> _Task prompt_:
From the listing below, extract each entry exactly as written, minus the images.

-- start --

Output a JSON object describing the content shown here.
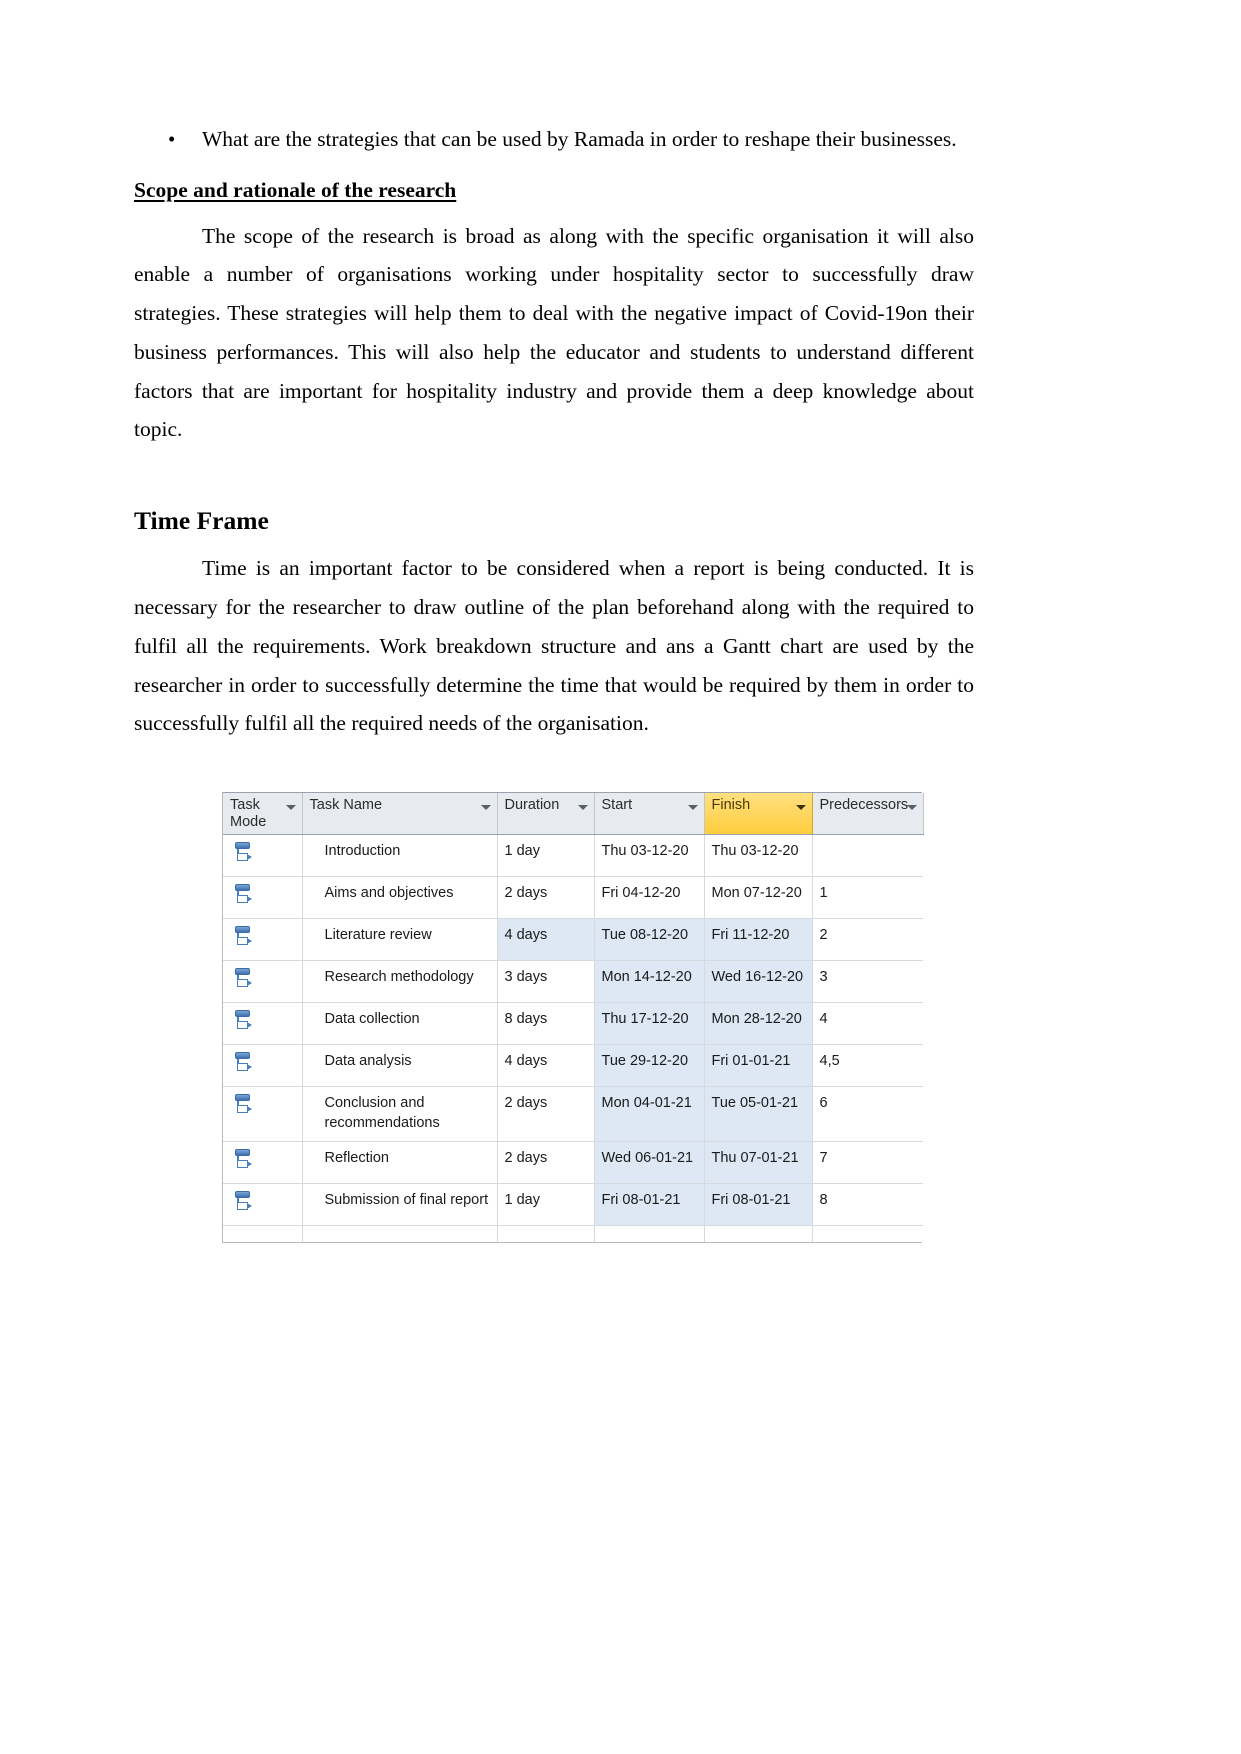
{
  "document": {
    "bullet_items": [
      "What are the strategies that can be used by Ramada in order to reshape their businesses."
    ],
    "section_scope": {
      "heading": "Scope and rationale of the research",
      "paragraph": "The scope of the research is broad as along with the specific organisation it will also enable a number of organisations working under hospitality sector to successfully draw strategies. These strategies will help them to deal with the negative impact of Covid-19on their business performances. This will also help the educator and students to understand different factors that are important for hospitality industry and provide them a deep knowledge about topic."
    },
    "section_timeframe": {
      "heading": "Time Frame",
      "paragraph": "Time is an important factor to be considered when a report is being conducted. It is necessary for the researcher to draw outline of the plan beforehand along with the required to fulfil all the requirements. Work breakdown structure and ans a Gantt chart are used by the researcher in order to successfully determine the time that would be required by them in order to successfully fulfil all the required needs of the organisation."
    }
  },
  "project_table": {
    "colors": {
      "header_background": "#e7ebef",
      "header_highlight": "#ffcd3c",
      "cell_shaded": "#dde8f4",
      "grid_line": "#d6dade",
      "task_mode_icon": "#4a7fbe"
    },
    "columns": [
      {
        "key": "mode",
        "label": "Task Mode",
        "highlighted": false
      },
      {
        "key": "name",
        "label": "Task Name",
        "highlighted": false
      },
      {
        "key": "duration",
        "label": "Duration",
        "highlighted": false
      },
      {
        "key": "start",
        "label": "Start",
        "highlighted": false
      },
      {
        "key": "finish",
        "label": "Finish",
        "highlighted": true
      },
      {
        "key": "pred",
        "label": "Predecessors",
        "highlighted": false
      }
    ],
    "rows": [
      {
        "mode_icon": "auto-scheduled-icon",
        "name": "Introduction",
        "duration": "1 day",
        "start": "Thu 03-12-20",
        "finish": "Thu 03-12-20",
        "pred": "",
        "shading": {
          "duration": false,
          "start": false,
          "finish": false
        }
      },
      {
        "mode_icon": "auto-scheduled-icon",
        "name": "Aims and objectives",
        "duration": "2 days",
        "start": "Fri 04-12-20",
        "finish": "Mon 07-12-20",
        "pred": "1",
        "shading": {
          "duration": false,
          "start": false,
          "finish": false
        }
      },
      {
        "mode_icon": "auto-scheduled-icon",
        "name": "Literature review",
        "duration": "4 days",
        "start": "Tue 08-12-20",
        "finish": "Fri 11-12-20",
        "pred": "2",
        "shading": {
          "duration": true,
          "start": true,
          "finish": true
        }
      },
      {
        "mode_icon": "auto-scheduled-icon",
        "name": "Research methodology",
        "duration": "3 days",
        "start": "Mon 14-12-20",
        "finish": "Wed 16-12-20",
        "pred": "3",
        "shading": {
          "duration": false,
          "start": true,
          "finish": true
        }
      },
      {
        "mode_icon": "auto-scheduled-icon",
        "name": "Data collection",
        "duration": "8 days",
        "start": "Thu 17-12-20",
        "finish": "Mon 28-12-20",
        "pred": "4",
        "shading": {
          "duration": false,
          "start": true,
          "finish": true
        }
      },
      {
        "mode_icon": "auto-scheduled-icon",
        "name": "Data analysis",
        "duration": "4 days",
        "start": "Tue 29-12-20",
        "finish": "Fri 01-01-21",
        "pred": "4,5",
        "shading": {
          "duration": false,
          "start": true,
          "finish": true
        }
      },
      {
        "mode_icon": "auto-scheduled-icon",
        "name": "Conclusion and recommendations",
        "duration": "2 days",
        "start": "Mon 04-01-21",
        "finish": "Tue 05-01-21",
        "pred": "6",
        "shading": {
          "duration": false,
          "start": true,
          "finish": true
        }
      },
      {
        "mode_icon": "auto-scheduled-icon",
        "name": "Reflection",
        "duration": "2 days",
        "start": "Wed 06-01-21",
        "finish": "Thu 07-01-21",
        "pred": "7",
        "shading": {
          "duration": false,
          "start": true,
          "finish": true
        }
      },
      {
        "mode_icon": "auto-scheduled-icon",
        "name": "Submission of final report",
        "duration": "1 day",
        "start": "Fri 08-01-21",
        "finish": "Fri 08-01-21",
        "pred": "8",
        "shading": {
          "duration": false,
          "start": true,
          "finish": true
        }
      }
    ]
  }
}
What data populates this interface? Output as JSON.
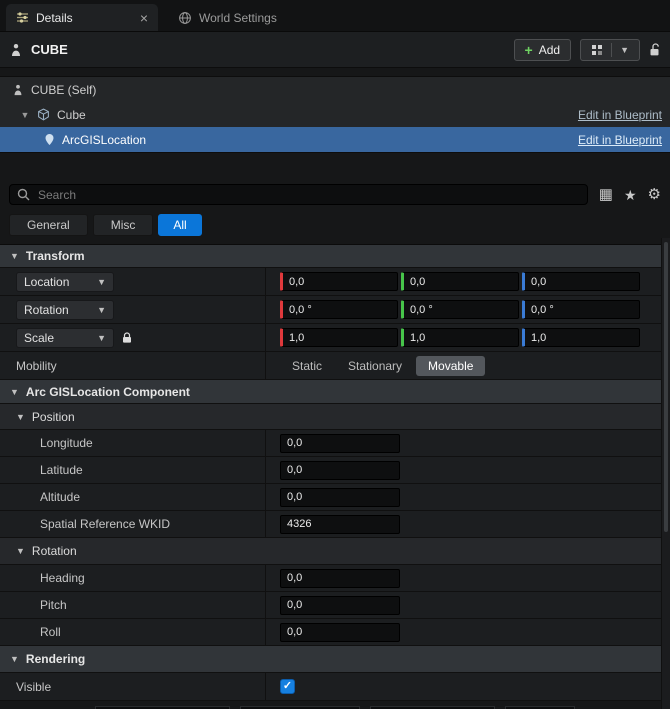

-- end --

> _The answer_:
Output a JSON object describing the content shown here.
{
  "document": {
    "bullet_items": [
      "What are the strategies that can be used by Ramada in order to reshape their businesses."
    ],
    "section_scope": {
      "heading": "Scope and rationale of the research",
      "paragraph": "The scope of the research is broad as along with the specific organisation it will also enable a number of organisations working under hospitality sector to successfully draw strategies. These strategies will help them to deal with the negative impact of Covid-19on their business performances. This will also help the educator and students to understand different factors that are important for hospitality industry and provide them a deep knowledge about topic."
    },
    "section_timeframe": {
      "heading": "Time Frame",
      "paragraph": "Time is an important factor to be considered when a report is being conducted. It is necessary for the researcher to draw outline of the plan beforehand along with the required to fulfil all the requirements. Work breakdown structure and ans a Gantt chart are used by the researcher in order to successfully determine the time that would be required by them in order to successfully fulfil all the required needs of the organisation."
    }
  },
  "project_table": {
    "colors": {
      "header_background": "#e7ebef",
      "header_highlight": "#ffcd3c",
      "cell_shaded": "#dde8f4",
      "grid_line": "#d6dade",
      "task_mode_icon": "#4a7fbe"
    },
    "columns": [
      {
        "key": "mode",
        "label": "Task Mode",
        "highlighted": false
      },
      {
        "key": "name",
        "label": "Task Name",
        "highlighted": false
      },
      {
        "key": "duration",
        "label": "Duration",
        "highlighted": false
      },
      {
        "key": "start",
        "label": "Start",
        "highlighted": false
      },
      {
        "key": "finish",
        "label": "Finish",
        "highlighted": true
      },
      {
        "key": "pred",
        "label": "Predecessors",
        "highlighted": false
      }
    ],
    "rows": [
      {
        "mode_icon": "auto-scheduled-icon",
        "name": "Introduction",
        "duration": "1 day",
        "start": "Thu 03-12-20",
        "finish": "Thu 03-12-20",
        "pred": "",
        "shading": {
          "duration": false,
          "start": false,
          "finish": false
        }
      },
      {
        "mode_icon": "auto-scheduled-icon",
        "name": "Aims and objectives",
        "duration": "2 days",
        "start": "Fri 04-12-20",
        "finish": "Mon 07-12-20",
        "pred": "1",
        "shading": {
          "duration": false,
          "start": false,
          "finish": false
        }
      },
      {
        "mode_icon": "auto-scheduled-icon",
        "name": "Literature review",
        "duration": "4 days",
        "start": "Tue 08-12-20",
        "finish": "Fri 11-12-20",
        "pred": "2",
        "shading": {
          "duration": true,
          "start": true,
          "finish": true
        }
      },
      {
        "mode_icon": "auto-scheduled-icon",
        "name": "Research methodology",
        "duration": "3 days",
        "start": "Mon 14-12-20",
        "finish": "Wed 16-12-20",
        "pred": "3",
        "shading": {
          "duration": false,
          "start": true,
          "finish": true
        }
      },
      {
        "mode_icon": "auto-scheduled-icon",
        "name": "Data collection",
        "duration": "8 days",
        "start": "Thu 17-12-20",
        "finish": "Mon 28-12-20",
        "pred": "4",
        "shading": {
          "duration": false,
          "start": true,
          "finish": true
        }
      },
      {
        "mode_icon": "auto-scheduled-icon",
        "name": "Data analysis",
        "duration": "4 days",
        "start": "Tue 29-12-20",
        "finish": "Fri 01-01-21",
        "pred": "4,5",
        "shading": {
          "duration": false,
          "start": true,
          "finish": true
        }
      },
      {
        "mode_icon": "auto-scheduled-icon",
        "name": "Conclusion and recommendations",
        "duration": "2 days",
        "start": "Mon 04-01-21",
        "finish": "Tue 05-01-21",
        "pred": "6",
        "shading": {
          "duration": false,
          "start": true,
          "finish": true
        }
      },
      {
        "mode_icon": "auto-scheduled-icon",
        "name": "Reflection",
        "duration": "2 days",
        "start": "Wed 06-01-21",
        "finish": "Thu 07-01-21",
        "pred": "7",
        "shading": {
          "duration": false,
          "start": true,
          "finish": true
        }
      },
      {
        "mode_icon": "auto-scheduled-icon",
        "name": "Submission of final report",
        "duration": "1 day",
        "start": "Fri 08-01-21",
        "finish": "Fri 08-01-21",
        "pred": "8",
        "shading": {
          "duration": false,
          "start": true,
          "finish": true
        }
      }
    ]
  }
}
What data populates this interface? Output as JSON.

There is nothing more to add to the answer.